**ABOUT THIS TASK:** Write out every entry in full. Leave nothing out.

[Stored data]
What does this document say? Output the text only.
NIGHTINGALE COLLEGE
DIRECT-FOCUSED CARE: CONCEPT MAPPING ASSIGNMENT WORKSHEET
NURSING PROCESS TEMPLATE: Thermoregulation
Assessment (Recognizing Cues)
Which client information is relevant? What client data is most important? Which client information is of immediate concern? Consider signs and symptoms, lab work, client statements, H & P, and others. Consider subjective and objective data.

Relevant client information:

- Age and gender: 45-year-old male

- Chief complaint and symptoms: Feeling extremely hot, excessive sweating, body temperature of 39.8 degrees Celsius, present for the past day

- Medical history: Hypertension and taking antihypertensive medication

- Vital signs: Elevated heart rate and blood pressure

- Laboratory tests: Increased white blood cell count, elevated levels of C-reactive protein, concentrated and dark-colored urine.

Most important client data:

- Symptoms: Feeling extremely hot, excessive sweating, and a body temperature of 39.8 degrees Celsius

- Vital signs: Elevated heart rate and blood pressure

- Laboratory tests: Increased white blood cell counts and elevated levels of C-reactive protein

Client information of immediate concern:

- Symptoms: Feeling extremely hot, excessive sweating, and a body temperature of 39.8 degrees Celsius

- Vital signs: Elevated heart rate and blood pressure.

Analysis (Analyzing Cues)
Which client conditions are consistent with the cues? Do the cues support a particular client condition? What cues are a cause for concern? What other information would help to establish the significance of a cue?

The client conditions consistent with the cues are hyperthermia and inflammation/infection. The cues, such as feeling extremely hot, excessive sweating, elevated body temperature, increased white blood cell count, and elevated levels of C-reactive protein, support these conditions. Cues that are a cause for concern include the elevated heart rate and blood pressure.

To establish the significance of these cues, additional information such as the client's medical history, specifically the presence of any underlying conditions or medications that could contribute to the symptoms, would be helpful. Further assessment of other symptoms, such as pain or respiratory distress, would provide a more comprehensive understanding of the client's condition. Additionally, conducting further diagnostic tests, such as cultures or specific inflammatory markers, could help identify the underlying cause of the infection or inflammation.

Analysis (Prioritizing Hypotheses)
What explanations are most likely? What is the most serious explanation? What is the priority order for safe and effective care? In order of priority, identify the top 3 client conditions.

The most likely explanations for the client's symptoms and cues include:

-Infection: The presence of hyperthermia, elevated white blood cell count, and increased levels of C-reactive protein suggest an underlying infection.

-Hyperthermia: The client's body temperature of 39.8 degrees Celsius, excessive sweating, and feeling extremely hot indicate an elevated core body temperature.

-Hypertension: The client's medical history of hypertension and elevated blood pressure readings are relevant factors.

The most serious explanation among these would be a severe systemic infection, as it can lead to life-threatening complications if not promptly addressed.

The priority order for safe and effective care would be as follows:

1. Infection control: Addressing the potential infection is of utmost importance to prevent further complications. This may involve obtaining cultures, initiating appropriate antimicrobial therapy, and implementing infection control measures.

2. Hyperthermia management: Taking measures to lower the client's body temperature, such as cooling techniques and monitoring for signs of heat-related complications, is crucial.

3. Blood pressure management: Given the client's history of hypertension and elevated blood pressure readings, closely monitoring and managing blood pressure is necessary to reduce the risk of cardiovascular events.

**WRITTEN REPLY:**
What does this document say? Output the text only.
NIGHTINGALE COLLEGE
DIRECT-FOCUSED CARE: CONCEPT MAPPING ASSIGNMENT WORKSHEET
NURSING PROCESS TEMPLATE: Thermoregulation
Assessment (Recognizing Cues)
Which client information is relevant? What client data is most important? Which client information is of immediate concern? Consider signs and symptoms, lab work, client statements, H & P, and others. Consider subjective and objective data.

Relevant client information:

- Age and gender: 45-year-old male

- Chief complaint and symptoms: Feeling extremely hot, excessive sweating, body temperature of 39.8 degrees Celsius, present for the past day

- Medical history: Hypertension and taking antihypertensive medication

- Vital signs: Elevated heart rate and blood pressure

- Laboratory tests: Increased white blood cell count, elevated levels of C-reactive protein, concentrated and dark-colored urine.

Most important client data:

- Symptoms: Feeling extremely hot, excessive sweating, and a body temperature of 39.8 degrees Celsius

- Vital signs: Elevated heart rate and blood pressure

- Laboratory tests: Increased white blood cell counts and elevated levels of C-reactive protein

Client information of immediate concern:

- Symptoms: Feeling extremely hot, excessive sweating, and a body temperature of 39.8 degrees Celsius

- Vital signs: Elevated heart rate and blood pressure.

Analysis (Analyzing Cues)
Which client conditions are consistent with the cues? Do the cues support a particular client condition? What cues are a cause for concern? What other information would help to establish the significance of a cue?

The client conditions consistent with the cues are hyperthermia and inflammation/infection. The cues, such as feeling extremely hot, excessive sweating, elevated body temperature, increased white blood cell count, and elevated levels of C-reactive protein, support these conditions. Cues that are a cause for concern include the elevated heart rate and blood pressure.

To establish the significance of these cues, additional information such as the client's medical history, specifically the presence of any underlying conditions or medications that could contribute to the symptoms, would be helpful. Further assessment of other symptoms, such as pain or respiratory distress, would provide a more comprehensive understanding of the client's condition. Additionally, conducting further diagnostic tests, such as cultures or specific inflammatory markers, could help identify the underlying cause of the infection or inflammation.

Analysis (Prioritizing Hypotheses)
What explanations are most likely? What is the most serious explanation? What is the priority order for safe and effective care? In order of priority, identify the top 3 client conditions.

The most likely explanations for the client's symptoms and cues include:

-Infection: The presence of hyperthermia, elevated white blood cell count, and increased levels of C-reactive protein suggest an underlying infection.

-Hyperthermia: The client's body temperature of 39.8 degrees Celsius, excessive sweating, and feeling extremely hot indicate an elevated core body temperature.

-Hypertension: The client's medical history of hypertension and elevated blood pressure readings are relevant factors.

The most serious explanation among these would be a severe systemic infection, as it can lead to life-threatening complications if not promptly addressed.

The priority order for safe and effective care would be as follows:

1. Infection control: Addressing the potential infection is of utmost importance to prevent further complications. This may involve obtaining cultures, initiating appropriate antimicrobial therapy, and implementing infection control measures.

2. Hyperthermia management: Taking measures to lower the client's body temperature, such as cooling techniques and monitoring for signs of heat-related complications, is crucial.

3. Blood pressure management: Given the client's history of hypertension and elevated blood pressure readings, closely monitoring and managing blood pressure is necessary to reduce the risk of cardiovascular events.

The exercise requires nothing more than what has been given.